--- START Provided data ---

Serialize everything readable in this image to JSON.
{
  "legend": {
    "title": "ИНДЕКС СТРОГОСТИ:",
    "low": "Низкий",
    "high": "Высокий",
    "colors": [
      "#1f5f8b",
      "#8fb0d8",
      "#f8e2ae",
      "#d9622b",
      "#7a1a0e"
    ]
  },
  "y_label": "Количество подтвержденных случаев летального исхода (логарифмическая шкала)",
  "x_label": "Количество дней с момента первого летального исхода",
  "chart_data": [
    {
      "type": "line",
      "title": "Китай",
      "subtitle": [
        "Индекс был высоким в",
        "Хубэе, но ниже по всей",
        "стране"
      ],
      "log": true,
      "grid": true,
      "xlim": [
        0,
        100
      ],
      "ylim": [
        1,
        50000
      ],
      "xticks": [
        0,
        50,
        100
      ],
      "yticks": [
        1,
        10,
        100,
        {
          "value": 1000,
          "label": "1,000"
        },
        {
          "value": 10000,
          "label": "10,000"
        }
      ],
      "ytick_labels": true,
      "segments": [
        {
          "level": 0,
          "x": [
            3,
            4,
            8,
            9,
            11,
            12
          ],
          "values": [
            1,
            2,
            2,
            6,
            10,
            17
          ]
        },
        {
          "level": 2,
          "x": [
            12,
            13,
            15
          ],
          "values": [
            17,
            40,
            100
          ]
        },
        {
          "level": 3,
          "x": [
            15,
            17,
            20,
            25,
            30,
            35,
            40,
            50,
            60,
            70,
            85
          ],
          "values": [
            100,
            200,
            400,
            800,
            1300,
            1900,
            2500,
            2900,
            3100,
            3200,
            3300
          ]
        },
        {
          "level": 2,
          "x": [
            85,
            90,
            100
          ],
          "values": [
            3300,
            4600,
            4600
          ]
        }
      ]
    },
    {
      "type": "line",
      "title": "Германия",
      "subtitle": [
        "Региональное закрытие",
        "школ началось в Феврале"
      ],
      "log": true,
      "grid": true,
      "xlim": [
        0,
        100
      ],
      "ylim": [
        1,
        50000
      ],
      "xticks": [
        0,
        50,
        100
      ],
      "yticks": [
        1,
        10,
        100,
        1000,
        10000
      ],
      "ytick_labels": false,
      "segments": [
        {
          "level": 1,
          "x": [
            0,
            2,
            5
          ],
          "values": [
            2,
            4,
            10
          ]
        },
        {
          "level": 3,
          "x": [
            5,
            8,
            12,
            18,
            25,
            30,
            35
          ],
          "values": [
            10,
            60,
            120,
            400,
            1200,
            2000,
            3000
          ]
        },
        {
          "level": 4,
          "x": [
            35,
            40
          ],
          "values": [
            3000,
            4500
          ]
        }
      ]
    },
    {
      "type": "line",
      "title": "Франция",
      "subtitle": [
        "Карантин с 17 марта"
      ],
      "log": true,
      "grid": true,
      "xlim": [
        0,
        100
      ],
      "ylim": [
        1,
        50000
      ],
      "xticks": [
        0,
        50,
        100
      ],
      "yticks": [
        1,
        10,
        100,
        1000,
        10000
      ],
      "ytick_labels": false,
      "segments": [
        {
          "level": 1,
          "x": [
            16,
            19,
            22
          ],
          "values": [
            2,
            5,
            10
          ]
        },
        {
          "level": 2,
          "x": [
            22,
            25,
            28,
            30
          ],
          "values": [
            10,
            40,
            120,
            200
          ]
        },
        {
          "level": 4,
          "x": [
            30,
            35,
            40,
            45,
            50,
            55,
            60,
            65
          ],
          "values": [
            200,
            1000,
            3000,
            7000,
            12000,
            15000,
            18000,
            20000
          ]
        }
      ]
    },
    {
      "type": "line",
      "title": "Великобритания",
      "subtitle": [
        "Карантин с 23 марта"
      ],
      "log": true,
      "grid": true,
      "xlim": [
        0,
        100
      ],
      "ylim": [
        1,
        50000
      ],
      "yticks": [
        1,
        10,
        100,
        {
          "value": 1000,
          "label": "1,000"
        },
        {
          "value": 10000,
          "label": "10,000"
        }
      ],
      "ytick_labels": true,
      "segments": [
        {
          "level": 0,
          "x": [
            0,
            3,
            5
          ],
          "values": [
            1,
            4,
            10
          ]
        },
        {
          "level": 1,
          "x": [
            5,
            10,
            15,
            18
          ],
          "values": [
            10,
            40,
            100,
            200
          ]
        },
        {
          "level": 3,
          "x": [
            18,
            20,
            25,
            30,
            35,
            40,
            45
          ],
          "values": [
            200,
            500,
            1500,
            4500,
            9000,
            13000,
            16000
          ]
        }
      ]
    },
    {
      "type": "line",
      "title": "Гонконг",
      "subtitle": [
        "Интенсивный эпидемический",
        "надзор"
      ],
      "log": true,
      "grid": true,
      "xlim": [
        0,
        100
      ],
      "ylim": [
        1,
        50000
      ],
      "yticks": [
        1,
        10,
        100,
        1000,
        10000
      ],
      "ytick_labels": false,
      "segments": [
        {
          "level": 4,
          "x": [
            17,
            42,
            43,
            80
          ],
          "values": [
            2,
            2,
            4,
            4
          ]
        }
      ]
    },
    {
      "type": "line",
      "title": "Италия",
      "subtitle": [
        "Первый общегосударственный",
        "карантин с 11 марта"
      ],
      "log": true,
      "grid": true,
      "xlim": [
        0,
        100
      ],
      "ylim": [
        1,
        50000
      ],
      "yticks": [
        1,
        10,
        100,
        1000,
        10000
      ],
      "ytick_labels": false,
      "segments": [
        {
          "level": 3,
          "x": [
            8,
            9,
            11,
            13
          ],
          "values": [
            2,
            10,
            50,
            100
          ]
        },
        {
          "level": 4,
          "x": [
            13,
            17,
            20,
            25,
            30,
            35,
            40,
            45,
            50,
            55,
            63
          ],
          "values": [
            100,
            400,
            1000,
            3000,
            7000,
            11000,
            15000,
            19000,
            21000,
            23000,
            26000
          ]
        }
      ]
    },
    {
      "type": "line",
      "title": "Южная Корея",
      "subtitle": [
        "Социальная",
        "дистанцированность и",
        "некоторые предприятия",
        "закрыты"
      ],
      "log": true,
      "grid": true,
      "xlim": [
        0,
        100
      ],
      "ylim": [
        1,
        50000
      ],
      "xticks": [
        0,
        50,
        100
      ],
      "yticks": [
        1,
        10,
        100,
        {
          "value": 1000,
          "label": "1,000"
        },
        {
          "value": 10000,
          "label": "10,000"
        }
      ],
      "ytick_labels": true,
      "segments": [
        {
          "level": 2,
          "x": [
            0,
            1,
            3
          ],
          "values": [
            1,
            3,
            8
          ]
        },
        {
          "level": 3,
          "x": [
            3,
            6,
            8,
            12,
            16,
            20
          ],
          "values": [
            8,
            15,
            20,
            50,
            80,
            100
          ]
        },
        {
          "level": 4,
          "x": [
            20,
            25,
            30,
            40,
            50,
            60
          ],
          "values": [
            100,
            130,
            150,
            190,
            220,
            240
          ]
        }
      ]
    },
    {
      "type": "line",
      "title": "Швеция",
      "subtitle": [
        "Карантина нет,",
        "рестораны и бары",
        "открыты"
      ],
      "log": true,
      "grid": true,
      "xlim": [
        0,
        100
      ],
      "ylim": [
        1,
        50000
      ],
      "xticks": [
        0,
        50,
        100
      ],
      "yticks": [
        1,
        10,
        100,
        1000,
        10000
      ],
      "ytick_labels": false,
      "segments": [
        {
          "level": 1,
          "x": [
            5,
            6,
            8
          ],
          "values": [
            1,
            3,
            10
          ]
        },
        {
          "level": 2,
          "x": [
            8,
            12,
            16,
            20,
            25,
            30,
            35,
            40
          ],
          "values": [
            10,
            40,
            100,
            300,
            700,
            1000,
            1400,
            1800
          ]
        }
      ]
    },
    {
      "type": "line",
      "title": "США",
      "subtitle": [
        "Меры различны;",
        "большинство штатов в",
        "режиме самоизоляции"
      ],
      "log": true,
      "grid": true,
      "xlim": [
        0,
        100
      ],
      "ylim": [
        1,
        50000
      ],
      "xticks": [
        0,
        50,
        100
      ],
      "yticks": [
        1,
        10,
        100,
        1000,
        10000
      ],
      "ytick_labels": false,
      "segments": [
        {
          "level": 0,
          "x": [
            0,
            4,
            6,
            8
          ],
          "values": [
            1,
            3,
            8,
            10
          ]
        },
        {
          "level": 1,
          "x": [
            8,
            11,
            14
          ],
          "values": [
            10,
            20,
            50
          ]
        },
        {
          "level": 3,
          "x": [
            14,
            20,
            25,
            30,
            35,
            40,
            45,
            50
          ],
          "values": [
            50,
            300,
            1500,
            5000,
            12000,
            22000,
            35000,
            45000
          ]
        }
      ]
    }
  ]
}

--- END Provided data ---

## Written instruction
Identify the lines of the data that contain the word "марта". Copy each of them.

## Response to this task
        "Карантин с 17 марта"
        "Карантин с 23 марта"
        "карантин с 11 марта"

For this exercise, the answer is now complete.